## Given instruction 1
Reproduce the passage of the essay on hip hop and entrepreneurship, starting with "They were rapping" and going on through "Nor should it.".

## Passage given
↓
The magnitude of whatever I’m trying to accomplish at any given moment is directly proportionate to the height of my heels and the volume of my music.

I started this habit back when I was raising venture capital for the first time. I felt completely in over my head and so I listened to a lot of hip hop because to be honest, it made me feel the way I needed to. Despite whatever odds were against me I could show up and lay it all out in the meeting, just like the hip hop artists I was gleaning inspiration from did on stage.

They were rapping on street corners and in underground clubs. I was pitching in elevators and empty conference rooms. Hustling to get in front of customers and investors, wearing down the soles of my stilettos. I felt like if we ever met, as different as we were, we’d get each other. I wasn’t selling crack, I didn’t have mouths to feed (except my own), and the streets weren’t nearly as mean to me as they were to Jay-Z (thank God), but I felt a kindred spirit in the lyrics.

I’d take solace in turning up the volume and letting the beat and the lyrics create the armor I needed to face whatever.

Growing your business is hard, increasing your sales is hard, laying it all out there to a customer, an investor, or a partner never gets easier.

Nor should it.

Because in the spirit of hip hop, we’re always pushing forward.

Entrepreneurs are like hip hop artists because we’re willing to do the unglamorous stuff. And start right where we’re at, with what we have.

The best rappers knew themselves, and started right where they were. Eminem started off in the Detroit hip hop underground, competing in rap battles (as the only white person), and it wasn’t until he met Dr. Dre that he got a recording contract. But he worked at it for years before he had the opportunity to catch Dr. Dre’s attention.

Eminem didn’t decide to go to music school to learn about rapping. He didn’t make excuses about raising money to produce an album, or needing to move to LA to be closer to record producers. He started right where he was in the Detroit underground, and eventually his album sold 3 million copies in the first week.

The best entrepreneurs started with a product, something to sell. And then they went out and sold it. They didn’t start with a flashy Power Point deck with animated graphics and detailed financial forecasts. They started with a product, a customer, and an offer.

“You’ve only got one shot, do not miss your chance to blow. Because opportunity comes once in a lifetime.”

Under performers believe the lies that they are told about why their business, their sales, and their traction is lagging. It’s so much easier to believe the lies than to look at the painful truth.

Because they’re starting right where they are at with what they have, high performing entrepreneurs tend to move faster because they’re willing to work with what they have, so they don’t have to wait around. This causes them to self monitor their behavior and performance goals more frequently.
↑
## Records for processing
↓
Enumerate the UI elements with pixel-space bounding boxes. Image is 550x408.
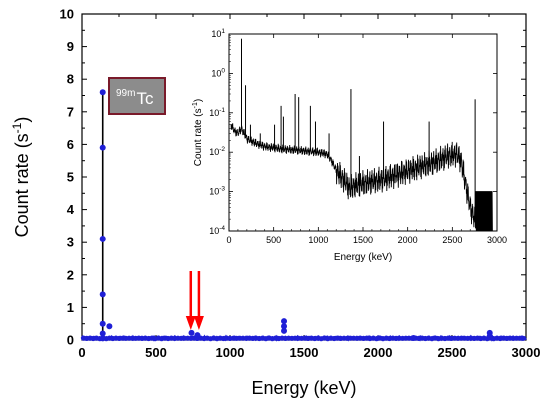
x-tick-label: 1000 [216, 345, 245, 360]
inset-plot-frame [228, 33, 498, 232]
data-point [99, 335, 106, 342]
inset-y-tick-label: 10-2 [209, 146, 225, 157]
inset-y-tick-exp: 1 [221, 28, 225, 35]
x-axis-title: Energy (keV) [251, 378, 356, 398]
inset-y-axis-title-0: Count rate (s [193, 108, 204, 166]
tc99m-label: 99mTc [116, 88, 154, 108]
red-arrow-head [185, 316, 196, 330]
y-tick-label: 4 [67, 202, 75, 217]
inset-x-tick-label: 1000 [308, 235, 328, 245]
inset-y-tick-label: 101 [211, 28, 225, 39]
inset-chart: 0 500 1000 1500 2000 2500 300010110010-110-210… [192, 28, 507, 263]
y-axis-title: Count rate (s-1) [10, 117, 32, 238]
inset-x-axis-title: Energy (keV) [334, 252, 392, 263]
inset-y-tick-label: 10-1 [209, 107, 225, 118]
data-point [188, 329, 195, 336]
inset-y-tick-exp: -4 [219, 225, 225, 232]
data-point [99, 144, 106, 151]
inset-y-tick-base: 10 [209, 187, 219, 197]
inset-y-tick-base: 10 [211, 68, 221, 78]
data-point [106, 323, 113, 330]
x-tick-label: 500 [145, 345, 167, 360]
main-series [80, 89, 527, 342]
inset-y-tick-exp: 0 [221, 67, 225, 74]
x-tick-label: 2500 [438, 345, 467, 360]
inset-x-tick-label: 1500 [353, 235, 373, 245]
y-tick-label: 2 [67, 267, 74, 282]
inset-y-axis-title-2: ) [193, 99, 204, 102]
inset-y-tick-exp: -1 [219, 107, 225, 114]
data-point [99, 330, 106, 337]
data-point [281, 323, 288, 330]
inset-y-tick-label: 10-3 [209, 186, 225, 197]
y-axis-title-0: Count rate (s [12, 133, 32, 237]
inset-y-tick-label: 10-4 [209, 225, 225, 236]
data-point [99, 235, 106, 242]
main-annotations: 99mTc [108, 77, 204, 330]
y-tick-label: 0 [67, 333, 74, 348]
y-tick-label: 3 [67, 235, 74, 250]
inset-y-axis-title: Count rate (s-1) [192, 99, 204, 166]
inset-y-tick-exp: -2 [219, 146, 225, 153]
inset-x-tick-label: 2500 [442, 235, 462, 245]
inset-y-axis-title-1: -1 [192, 102, 199, 108]
tc99m-label-sup: 99m [116, 88, 135, 99]
x-tick-label: 1500 [290, 345, 319, 360]
y-tick-label: 7 [67, 104, 74, 119]
y-tick-label: 10 [60, 7, 74, 22]
inset-x-tick-label: 500 [266, 235, 281, 245]
data-point [99, 320, 106, 327]
x-tick-label: 2000 [364, 345, 393, 360]
data-point [486, 333, 493, 340]
y-tick-label: 6 [67, 137, 74, 152]
data-point [194, 332, 201, 339]
x-tick-label: 3000 [512, 345, 541, 360]
inset-x-tick-label: 0 [226, 235, 231, 245]
inset-y-tick-base: 10 [209, 147, 219, 157]
inset-y-tick-base: 10 [211, 29, 221, 39]
inset-spectrum-trace [230, 123, 493, 232]
tc99m-label-text: Tc [136, 89, 154, 108]
y-axis-title-2: ) [12, 117, 32, 123]
y-tick-label: 5 [67, 170, 74, 185]
inset-y-tick-base: 10 [209, 108, 219, 118]
data-point [99, 291, 106, 298]
inset-x-tick-label: 2000 [398, 235, 418, 245]
y-tick-label: 8 [67, 72, 74, 87]
data-point [520, 335, 526, 341]
x-tick-label: 0 [78, 345, 85, 360]
inset-x-tick-label: 3000 [487, 235, 507, 245]
tc99m-label-box [108, 77, 166, 115]
data-point [281, 327, 288, 334]
inset-y-tick-base: 10 [209, 226, 219, 236]
y-tick-label: 1 [67, 300, 74, 315]
data-point [281, 318, 288, 325]
inset-y-tick-label: 100 [211, 67, 225, 78]
data-point [410, 335, 417, 342]
inset-y-tick-exp: -3 [219, 186, 225, 193]
red-arrow-head [193, 316, 204, 330]
y-tick-label: 9 [67, 39, 74, 54]
y-axis-title-1: -1 [10, 122, 24, 133]
data-point [99, 89, 106, 96]
chart-labels: Energy (keV) Count rate (s-1) [10, 117, 357, 398]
↑
## Given instruction 2
Convert the lines of the records, starting with the line with "x-tick-label: 1000 [216, 345, 245, 360]" and going on through the line with "inset-y-tick-label: 10-3 [209, 186, 225, 197]", into a Markdown table with the columns Row and Entry, leaving out any blank lines.

## Answer 1
They were rapping on street corners and in underground clubs. I was pitching in elevators and empty conference rooms. Hustling to get in front of customers and investors, wearing down the soles of my stilettos. I felt like if we ever met, as different as we were, we’d get each other. I wasn’t selling crack, I didn’t have mouths to feed (except my own), and the streets weren’t nearly as mean to me as they were to Jay-Z (thank God), but I felt a kindred spirit in the lyrics.

I’d take solace in turning up the volume and letting the beat and the lyrics create the armor I needed to face whatever.

Growing your business is hard, increasing your sales is hard, laying it all out there to a customer, an investor, or a partner never gets easier.

Nor should it.

## Answer 2
| Row | Entry |
|---|---|
| 1 | x-tick-label: 1000 [216, 345, 245, 360] |
| 2 | inset-plot-frame [228, 33, 498, 232] |
| 3 | data-point [99, 335, 106, 342] |
| 4 | inset-y-tick-label: 10-2 [209, 146, 225, 157] |
| 5 | inset-y-tick-exp: 1 [221, 28, 225, 35] |
| 6 | x-axis-title: Energy (keV) [251, 378, 356, 398] |
| 7 | inset-y-axis-title-0: Count rate (s [193, 108, 204, 166] |
| 8 | tc99m-label: 99mTc [116, 88, 154, 108] |
| 9 | red-arrow-head [185, 316, 196, 330] |
| 10 | y-tick-label: 4 [67, 202, 75, 217] |
| 11 | inset-x-tick-label: 1000 [308, 235, 328, 245] |
| 12 | inset-y-tick-label: 101 [211, 28, 225, 39] |
| 13 | inset-chart: 0 500 1000 1500 2000 2500 300010110010-110-210… [192, 28, 507, 263] |
| 14 | y-axis-title: Count rate (s-1) [10, 117, 32, 238] |
| 15 | inset-x-axis-title: Energy (keV) [334, 252, 392, 263] |
| 16 | inset-y-tick-label: 10-1 [209, 107, 225, 118] |
| 17 | data-point [188, 329, 195, 336] |
| 18 | inset-y-tick-exp: -4 [219, 225, 225, 232] |
| 19 | data-point [99, 144, 106, 151] |
| 20 | inset-y-tick-base: 10 [209, 187, 219, 197] |
| 21 | inset-y-tick-base: 10 [211, 68, 221, 78] |
| 22 | data-point [106, 323, 113, 330] |
| 23 | x-tick-label: 500 [145, 345, 167, 360] |
| 24 | main-series [80, 89, 527, 342] |
| 25 | inset-y-tick-exp: 0 [221, 67, 225, 74] |
| 26 | x-tick-label: 2500 [438, 345, 467, 360] |
| 27 | inset-x-tick-label: 1500 [353, 235, 373, 245] |
| 28 | y-tick-label: 2 [67, 267, 74, 282] |
| 29 | inset-y-axis-title-2: ) [193, 99, 204, 102] |
| 30 | inset-y-tick-exp: -1 [219, 107, 225, 114] |
| 31 | data-point [99, 330, 106, 337] |
| 32 | data-point [281, 323, 288, 330] |
| 33 | inset-y-tick-label: 10-3 [209, 186, 225, 197] |